----- Gezeigter Ausschnitt -----

Vier durch Latexkostüme unkenntlich gemachte Personen mit Masken auf dem Kopf, sehen sich genötigt, diesem Menschen nicht nur eine Sprache zu lehren. Das Hauptziel, so wird es bald verständlich, ist, diesen durch den Spracherwerb ein Teil der Gesellschaft werden zu lassen. So, dass er sich in diese ohne Umstände einfügen kann. Die Zurüstung dafür erfolgt mittels Worten und Sätzen, so lange, bis der Außenseiter zumindest die Bedeutung von einfachen Worten und Satzgebilden verstehen kann. Dass Handke in seinem Text zugleich der philosophischen Frage nach den Verbindungen zwischen Bildern, Wörtern, deren Bedeutung und Rezeption nachgeht, ist selbstverständlich. Es ist dennoch nicht zwingend notwendig, sich mit diesem Thema wissenschaftlich auseinanderzusetzen. Die Inszenierung ist eindringlich genug, um die Botschaft zu verstehen und lässt die „Einsager und Einsagerinnen“ ohne Mitleid ihr Werk vollenden.

Die Wandlung von einem Menschen ohne differenzierte Sprache und ohne eine Ahnung der ihn umgebenden Begrifflichkeiten, wird auch mithilfe unterschiedlicher Kostüme von Shalva Nikvashvili veranschaulicht. Bekommt er zuerst ein Babyoutfit mit einer übergroßen Haube, darf er wenig später als Schulbub in eine silbrig glänzende Hose und Hemd schlüpfen. Die kunstvollen Sprachkaskaden der Einsager und Einsagerinnen sind atemberaubend und so rasch vorgetragen, dass man sich gut in die Hauptfigur versetzen kann. Diese müht sich redlich ab, sprechen zu lernen und bekommt erklärt, dass Worte und Bewusstsein zusammengehören und es ohne Worte kein Empfinden und keine Gefühle gäbe. Als er das Ziel mit dem Satz „Ich bin, der ich bin“ zu erlangt haben scheint, wechselt das Bühnengeschehen.

-----

Auszuführende Aufgabe: Schreibe aus der Besprechung der Handke-Inszenierung alles von „Die Wandlung von“ bis hinunter zu „wechselt das Bühnengeschehen.“ wortgetreu ab. Stütze dich ausschließlich auf die Besprechung.

----- Datensätze -----

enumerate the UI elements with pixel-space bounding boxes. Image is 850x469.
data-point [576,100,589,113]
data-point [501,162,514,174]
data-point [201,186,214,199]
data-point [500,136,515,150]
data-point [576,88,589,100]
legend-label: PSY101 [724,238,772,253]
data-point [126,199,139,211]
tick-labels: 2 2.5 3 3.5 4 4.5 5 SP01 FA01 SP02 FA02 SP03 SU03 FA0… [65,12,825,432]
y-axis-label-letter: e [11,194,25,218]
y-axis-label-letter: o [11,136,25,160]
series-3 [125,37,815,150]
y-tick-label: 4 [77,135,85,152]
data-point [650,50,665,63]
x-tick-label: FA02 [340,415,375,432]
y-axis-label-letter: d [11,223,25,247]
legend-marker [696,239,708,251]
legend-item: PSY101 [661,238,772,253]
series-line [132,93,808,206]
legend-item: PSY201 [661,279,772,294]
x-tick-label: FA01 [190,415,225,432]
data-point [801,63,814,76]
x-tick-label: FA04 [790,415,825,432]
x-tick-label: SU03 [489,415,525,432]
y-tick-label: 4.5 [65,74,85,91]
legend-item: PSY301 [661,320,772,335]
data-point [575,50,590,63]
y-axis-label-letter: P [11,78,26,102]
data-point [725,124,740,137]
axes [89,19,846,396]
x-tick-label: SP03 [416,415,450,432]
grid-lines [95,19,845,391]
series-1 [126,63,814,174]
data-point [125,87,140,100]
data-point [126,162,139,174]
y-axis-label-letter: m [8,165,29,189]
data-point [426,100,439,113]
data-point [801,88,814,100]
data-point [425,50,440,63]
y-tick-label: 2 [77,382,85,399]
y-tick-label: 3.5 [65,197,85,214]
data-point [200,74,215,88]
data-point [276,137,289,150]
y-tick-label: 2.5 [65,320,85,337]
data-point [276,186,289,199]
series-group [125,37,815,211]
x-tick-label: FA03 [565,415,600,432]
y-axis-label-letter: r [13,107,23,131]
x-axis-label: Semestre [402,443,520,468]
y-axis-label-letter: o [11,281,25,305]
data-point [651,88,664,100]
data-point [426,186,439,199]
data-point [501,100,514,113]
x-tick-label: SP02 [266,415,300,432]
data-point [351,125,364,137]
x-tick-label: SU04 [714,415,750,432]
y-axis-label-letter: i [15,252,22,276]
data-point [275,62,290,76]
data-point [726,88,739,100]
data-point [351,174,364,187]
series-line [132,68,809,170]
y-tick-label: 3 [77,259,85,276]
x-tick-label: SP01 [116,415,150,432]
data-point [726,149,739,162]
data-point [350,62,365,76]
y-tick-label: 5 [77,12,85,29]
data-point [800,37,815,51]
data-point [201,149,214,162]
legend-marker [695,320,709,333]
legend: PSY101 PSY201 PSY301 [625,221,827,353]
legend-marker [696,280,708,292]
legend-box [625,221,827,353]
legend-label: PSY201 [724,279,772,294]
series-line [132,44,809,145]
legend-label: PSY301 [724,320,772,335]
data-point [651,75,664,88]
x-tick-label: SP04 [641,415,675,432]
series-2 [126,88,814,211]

-----

Lösung der Aufgabe:
Die Wandlung von einem Menschen ohne differenzierte Sprache und ohne eine Ahnung der ihn umgebenden Begrifflichkeiten, wird auch mithilfe unterschiedlicher Kostüme von Shalva Nikvashvili veranschaulicht. Bekommt er zuerst ein Babyoutfit mit einer übergroßen Haube, darf er wenig später als Schulbub in eine silbrig glänzende Hose und Hemd schlüpfen. Die kunstvollen Sprachkaskaden der Einsager und Einsagerinnen sind atemberaubend und so rasch vorgetragen, dass man sich gut in die Hauptfigur versetzen kann. Diese müht sich redlich ab, sprechen zu lernen und bekommt erklärt, dass Worte und Bewusstsein zusammengehören und es ohne Worte kein Empfinden und keine Gefühle gäbe. Als er das Ziel mit dem Satz „Ich bin, der ich bin“ zu erlangt haben scheint, wechselt das Bühnengeschehen.